Write out the entire listing below exactly as it appears, minus any pictures.

Input records:
%%

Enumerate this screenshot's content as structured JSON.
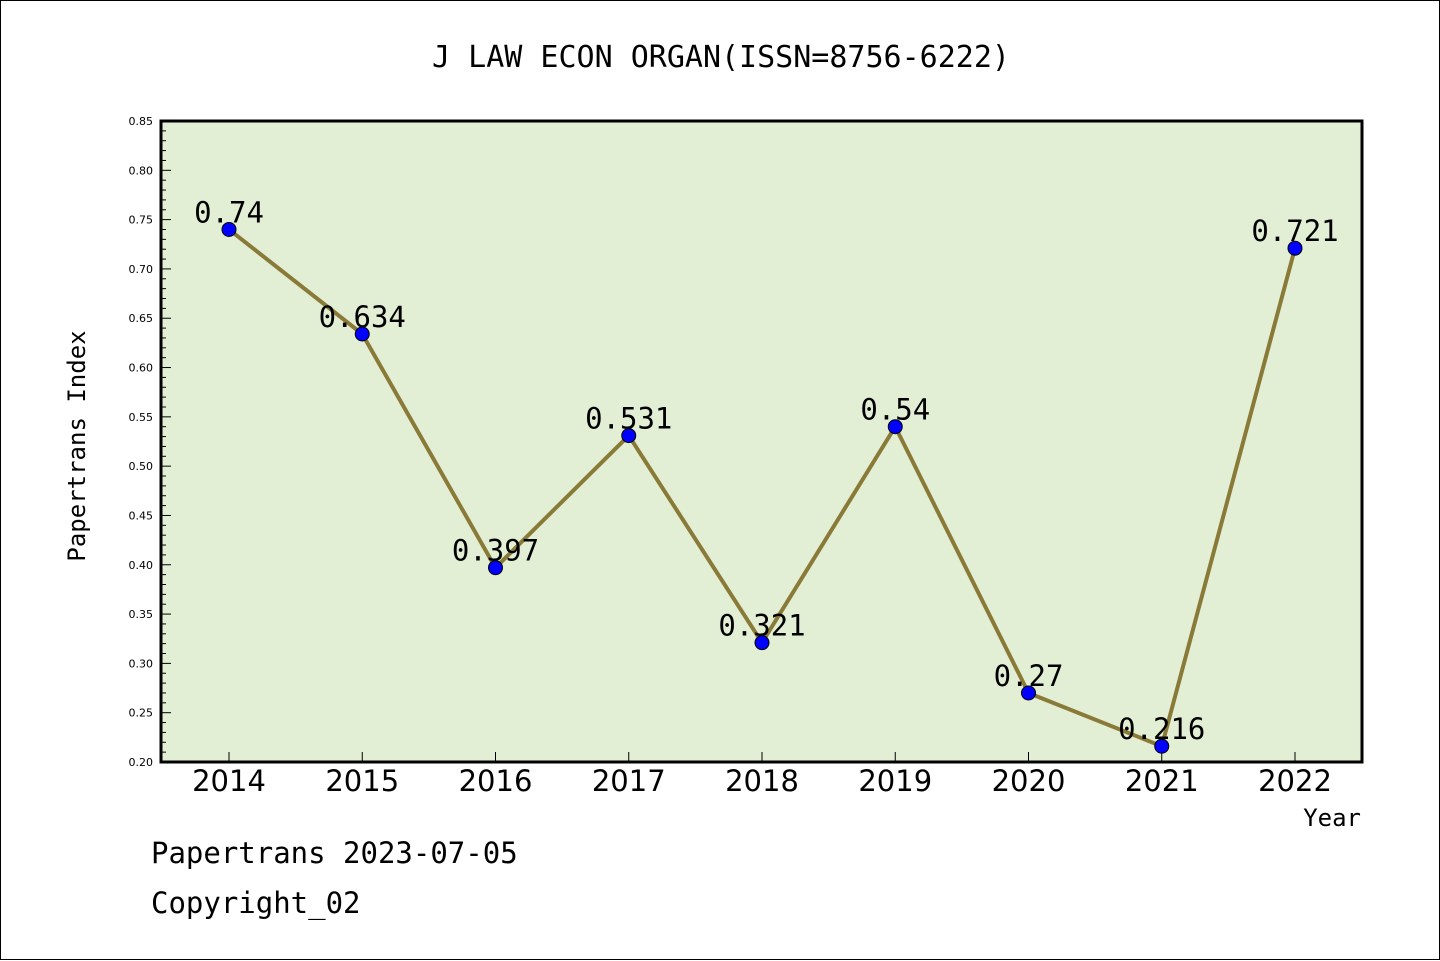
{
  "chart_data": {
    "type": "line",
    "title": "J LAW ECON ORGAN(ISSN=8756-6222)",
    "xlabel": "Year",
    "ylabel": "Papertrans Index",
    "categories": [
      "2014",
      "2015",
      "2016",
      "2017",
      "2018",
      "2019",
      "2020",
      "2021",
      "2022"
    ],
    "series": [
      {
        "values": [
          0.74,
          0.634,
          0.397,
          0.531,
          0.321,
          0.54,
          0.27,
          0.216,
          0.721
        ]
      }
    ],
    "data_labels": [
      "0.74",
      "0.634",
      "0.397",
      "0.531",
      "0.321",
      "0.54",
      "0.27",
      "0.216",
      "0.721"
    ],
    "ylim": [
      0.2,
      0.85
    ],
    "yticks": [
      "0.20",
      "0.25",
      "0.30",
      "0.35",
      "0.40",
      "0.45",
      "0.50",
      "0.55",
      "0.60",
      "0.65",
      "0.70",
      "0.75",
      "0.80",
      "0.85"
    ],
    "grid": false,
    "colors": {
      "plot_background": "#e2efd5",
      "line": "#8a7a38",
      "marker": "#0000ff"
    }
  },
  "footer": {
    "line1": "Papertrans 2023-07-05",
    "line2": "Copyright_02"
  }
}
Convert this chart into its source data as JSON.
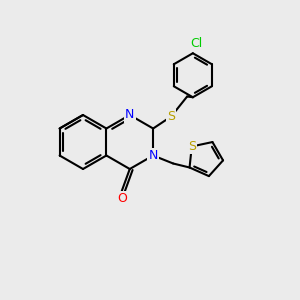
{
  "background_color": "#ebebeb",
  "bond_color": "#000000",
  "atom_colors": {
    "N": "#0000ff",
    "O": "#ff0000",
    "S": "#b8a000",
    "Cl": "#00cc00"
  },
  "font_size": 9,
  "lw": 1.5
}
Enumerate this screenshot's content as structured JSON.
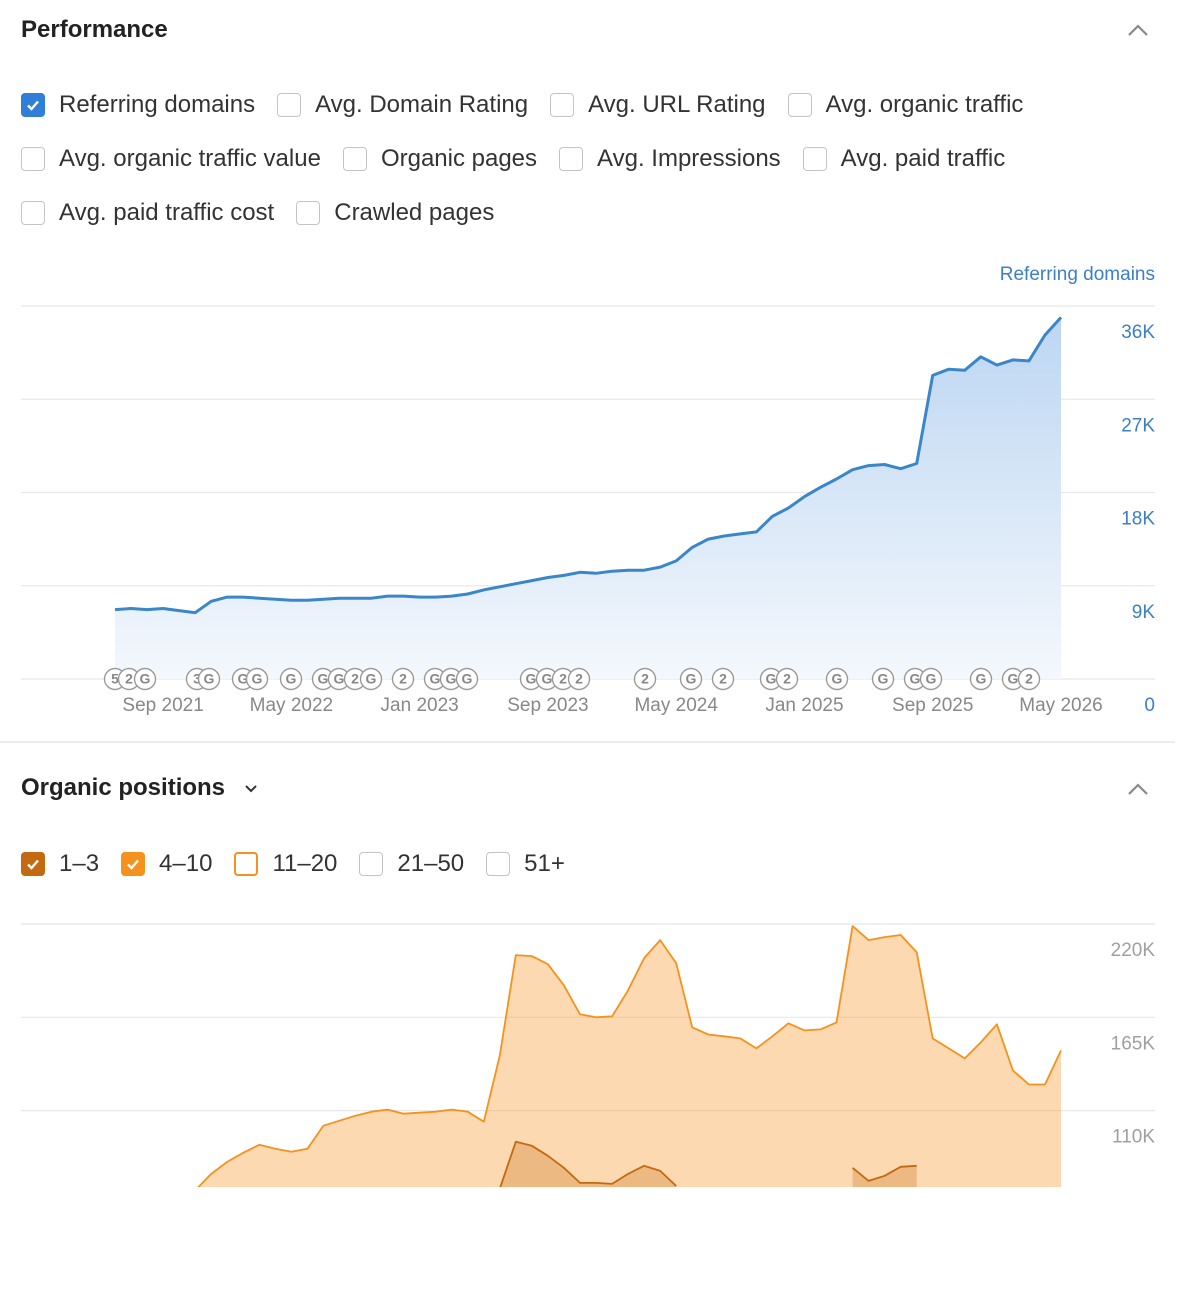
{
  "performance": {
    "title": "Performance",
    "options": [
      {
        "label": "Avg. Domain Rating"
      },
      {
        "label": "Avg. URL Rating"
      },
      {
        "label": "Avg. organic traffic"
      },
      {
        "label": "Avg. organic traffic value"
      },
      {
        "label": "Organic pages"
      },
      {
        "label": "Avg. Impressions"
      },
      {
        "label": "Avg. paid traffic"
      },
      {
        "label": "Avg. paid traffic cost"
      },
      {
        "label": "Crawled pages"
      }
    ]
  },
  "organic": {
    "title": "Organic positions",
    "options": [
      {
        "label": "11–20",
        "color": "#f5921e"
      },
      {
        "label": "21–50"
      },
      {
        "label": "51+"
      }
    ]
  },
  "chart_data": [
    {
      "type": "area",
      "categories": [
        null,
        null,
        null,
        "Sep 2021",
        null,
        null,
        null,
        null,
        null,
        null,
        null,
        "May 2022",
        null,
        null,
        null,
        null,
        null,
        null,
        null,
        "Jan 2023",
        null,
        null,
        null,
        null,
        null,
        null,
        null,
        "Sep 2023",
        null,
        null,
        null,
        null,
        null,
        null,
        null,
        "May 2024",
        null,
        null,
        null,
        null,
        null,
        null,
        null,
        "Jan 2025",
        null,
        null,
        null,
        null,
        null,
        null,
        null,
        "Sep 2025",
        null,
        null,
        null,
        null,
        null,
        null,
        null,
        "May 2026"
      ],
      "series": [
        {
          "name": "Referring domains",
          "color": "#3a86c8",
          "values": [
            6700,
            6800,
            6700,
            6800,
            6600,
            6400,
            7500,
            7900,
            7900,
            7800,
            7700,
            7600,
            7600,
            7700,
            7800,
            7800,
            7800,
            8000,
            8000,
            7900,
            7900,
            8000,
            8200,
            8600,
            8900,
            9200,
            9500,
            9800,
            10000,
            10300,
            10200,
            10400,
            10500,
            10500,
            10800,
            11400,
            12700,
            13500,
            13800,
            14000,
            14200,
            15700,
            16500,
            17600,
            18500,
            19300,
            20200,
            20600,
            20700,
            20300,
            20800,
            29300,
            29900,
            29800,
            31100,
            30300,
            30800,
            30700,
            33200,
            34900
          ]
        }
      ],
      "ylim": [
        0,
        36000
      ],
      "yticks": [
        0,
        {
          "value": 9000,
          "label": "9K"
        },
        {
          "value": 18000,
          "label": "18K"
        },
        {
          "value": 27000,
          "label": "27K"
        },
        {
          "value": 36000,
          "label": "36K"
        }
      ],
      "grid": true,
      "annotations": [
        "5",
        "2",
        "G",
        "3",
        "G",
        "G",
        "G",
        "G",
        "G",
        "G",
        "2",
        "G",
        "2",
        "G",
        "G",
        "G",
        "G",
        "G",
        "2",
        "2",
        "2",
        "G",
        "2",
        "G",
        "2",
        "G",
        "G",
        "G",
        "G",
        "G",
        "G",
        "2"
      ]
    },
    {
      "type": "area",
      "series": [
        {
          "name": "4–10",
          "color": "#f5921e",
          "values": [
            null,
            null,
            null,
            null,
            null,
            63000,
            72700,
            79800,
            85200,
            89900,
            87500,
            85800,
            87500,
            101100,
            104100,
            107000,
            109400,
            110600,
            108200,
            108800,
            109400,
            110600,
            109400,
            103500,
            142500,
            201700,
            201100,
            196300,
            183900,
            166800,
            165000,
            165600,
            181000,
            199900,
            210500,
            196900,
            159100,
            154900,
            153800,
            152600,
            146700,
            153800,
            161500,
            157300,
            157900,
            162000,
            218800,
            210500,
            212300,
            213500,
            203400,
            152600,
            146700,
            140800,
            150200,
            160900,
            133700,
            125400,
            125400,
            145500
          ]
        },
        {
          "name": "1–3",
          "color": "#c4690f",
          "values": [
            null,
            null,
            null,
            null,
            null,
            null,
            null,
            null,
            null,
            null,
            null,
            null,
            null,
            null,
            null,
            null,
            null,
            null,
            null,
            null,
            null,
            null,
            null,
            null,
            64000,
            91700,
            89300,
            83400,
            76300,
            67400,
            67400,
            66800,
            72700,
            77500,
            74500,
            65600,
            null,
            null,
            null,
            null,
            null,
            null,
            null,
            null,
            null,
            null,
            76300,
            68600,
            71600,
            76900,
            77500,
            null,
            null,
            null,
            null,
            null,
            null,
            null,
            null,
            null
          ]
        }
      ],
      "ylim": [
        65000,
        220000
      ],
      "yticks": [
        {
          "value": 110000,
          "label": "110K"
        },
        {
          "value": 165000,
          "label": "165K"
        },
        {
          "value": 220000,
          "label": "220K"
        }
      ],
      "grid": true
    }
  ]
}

%%

Exercise solution:
Enumerate this screenshot's content as structured JSON.
{
  "chart_data": {
    "type": "line",
    "title": "J LAW ECON ORGAN(ISSN=8756-6222)",
    "xlabel": "Year",
    "ylabel": "Papertrans Index",
    "categories": [
      "2014",
      "2015",
      "2016",
      "2017",
      "2018",
      "2019",
      "2020",
      "2021",
      "2022"
    ],
    "series": [
      {
        "values": [
          0.74,
          0.634,
          0.397,
          0.531,
          0.321,
          0.54,
          0.27,
          0.216,
          0.721
        ]
      }
    ],
    "data_labels": [
      "0.74",
      "0.634",
      "0.397",
      "0.531",
      "0.321",
      "0.54",
      "0.27",
      "0.216",
      "0.721"
    ],
    "ylim": [
      0.2,
      0.85
    ],
    "yticks": [
      "0.20",
      "0.25",
      "0.30",
      "0.35",
      "0.40",
      "0.45",
      "0.50",
      "0.55",
      "0.60",
      "0.65",
      "0.70",
      "0.75",
      "0.80",
      "0.85"
    ],
    "grid": false,
    "colors": {
      "plot_background": "#e2efd5",
      "line": "#8a7a38",
      "marker": "#0000ff"
    }
  },
  "footer": {
    "line1": "Papertrans 2023-07-05",
    "line2": "Copyright_02"
  }
}
Convert this chart into its source data as JSON.
{
  "background_color": "#ebebeb",
  "bond_color": "#000000",
  "atom_colors": {
    "N": "#0000ff",
    "O": "#ff0000",
    "S": "#b8a000",
    "Cl": "#00cc00"
  },
  "font_size": 9,
  "lw": 1.5
}
Enumerate this screenshot's content as structured JSON.
{
  "performance": {
    "title": "Performance",
    "options": [
      {
        "label": "Avg. Domain Rating"
      },
      {
        "label": "Avg. URL Rating"
      },
      {
        "label": "Avg. organic traffic"
      },
      {
        "label": "Avg. organic traffic value"
      },
      {
        "label": "Organic pages"
      },
      {
        "label": "Avg. Impressions"
      },
      {
        "label": "Avg. paid traffic"
      },
      {
        "label": "Avg. paid traffic cost"
      },
      {
        "label": "Crawled pages"
      }
    ]
  },
  "organic": {
    "title": "Organic positions",
    "options": [
      {
        "label": "11–20",
        "color": "#f5921e"
      },
      {
        "label": "21–50"
      },
      {
        "label": "51+"
      }
    ]
  },
  "chart_data": [
    {
      "type": "area",
      "categories": [
        null,
        null,
        null,
        "Sep 2021",
        null,
        null,
        null,
        null,
        null,
        null,
        null,
        "May 2022",
        null,
        null,
        null,
        null,
        null,
        null,
        null,
        "Jan 2023",
        null,
        null,
        null,
        null,
        null,
        null,
        null,
        "Sep 2023",
        null,
        null,
        null,
        null,
        null,
        null,
        null,
        "May 2024",
        null,
        null,
        null,
        null,
        null,
        null,
        null,
        "Jan 2025",
        null,
        null,
        null,
        null,
        null,
        null,
        null,
        "Sep 2025",
        null,
        null,
        null,
        null,
        null,
        null,
        null,
        "May 2026"
      ],
      "series": [
        {
          "name": "Referring domains",
          "color": "#3a86c8",
          "values": [
            6700,
            6800,
            6700,
            6800,
            6600,
            6400,
            7500,
            7900,
            7900,
            7800,
            7700,
            7600,
            7600,
            7700,
            7800,
            7800,
            7800,
            8000,
            8000,
            7900,
            7900,
            8000,
            8200,
            8600,
            8900,
            9200,
            9500,
            9800,
            10000,
            10300,
            10200,
            10400,
            10500,
            10500,
            10800,
            11400,
            12700,
            13500,
            13800,
            14000,
            14200,
            15700,
            16500,
            17600,
            18500,
            19300,
            20200,
            20600,
            20700,
            20300,
            20800,
            29300,
            29900,
            29800,
            31100,
            30300,
            30800,
            30700,
            33200,
            34900
          ]
        }
      ],
      "ylim": [
        0,
        36000
      ],
      "yticks": [
        0,
        {
          "value": 9000,
          "label": "9K"
        },
        {
          "value": 18000,
          "label": "18K"
        },
        {
          "value": 27000,
          "label": "27K"
        },
        {
          "value": 36000,
          "label": "36K"
        }
      ],
      "grid": true,
      "annotations": [
        "5",
        "2",
        "G",
        "3",
        "G",
        "G",
        "G",
        "G",
        "G",
        "G",
        "2",
        "G",
        "2",
        "G",
        "G",
        "G",
        "G",
        "G",
        "2",
        "2",
        "2",
        "G",
        "2",
        "G",
        "2",
        "G",
        "G",
        "G",
        "G",
        "G",
        "G",
        "2"
      ]
    },
    {
      "type": "area",
      "series": [
        {
          "name": "4–10",
          "color": "#f5921e",
          "values": [
            null,
            null,
            null,
            null,
            null,
            63000,
            72700,
            79800,
            85200,
            89900,
            87500,
            85800,
            87500,
            101100,
            104100,
            107000,
            109400,
            110600,
            108200,
            108800,
            109400,
            110600,
            109400,
            103500,
            142500,
            201700,
            201100,
            196300,
            183900,
            166800,
            165000,
            165600,
            181000,
            199900,
            210500,
            196900,
            159100,
            154900,
            153800,
            152600,
            146700,
            153800,
            161500,
            157300,
            157900,
            162000,
            218800,
            210500,
            212300,
            213500,
            203400,
            152600,
            146700,
            140800,
            150200,
            160900,
            133700,
            125400,
            125400,
            145500
          ]
        },
        {
          "name": "1–3",
          "color": "#c4690f",
          "values": [
            null,
            null,
            null,
            null,
            null,
            null,
            null,
            null,
            null,
            null,
            null,
            null,
            null,
            null,
            null,
            null,
            null,
            null,
            null,
            null,
            null,
            null,
            null,
            null,
            64000,
            91700,
            89300,
            83400,
            76300,
            67400,
            67400,
            66800,
            72700,
            77500,
            74500,
            65600,
            null,
            null,
            null,
            null,
            null,
            null,
            null,
            null,
            null,
            null,
            76300,
            68600,
            71600,
            76900,
            77500,
            null,
            null,
            null,
            null,
            null,
            null,
            null,
            null,
            null
          ]
        }
      ],
      "ylim": [
        65000,
        220000
      ],
      "yticks": [
        {
          "value": 110000,
          "label": "110K"
        },
        {
          "value": 165000,
          "label": "165K"
        },
        {
          "value": 220000,
          "label": "220K"
        }
      ],
      "grid": true
    }
  ]
}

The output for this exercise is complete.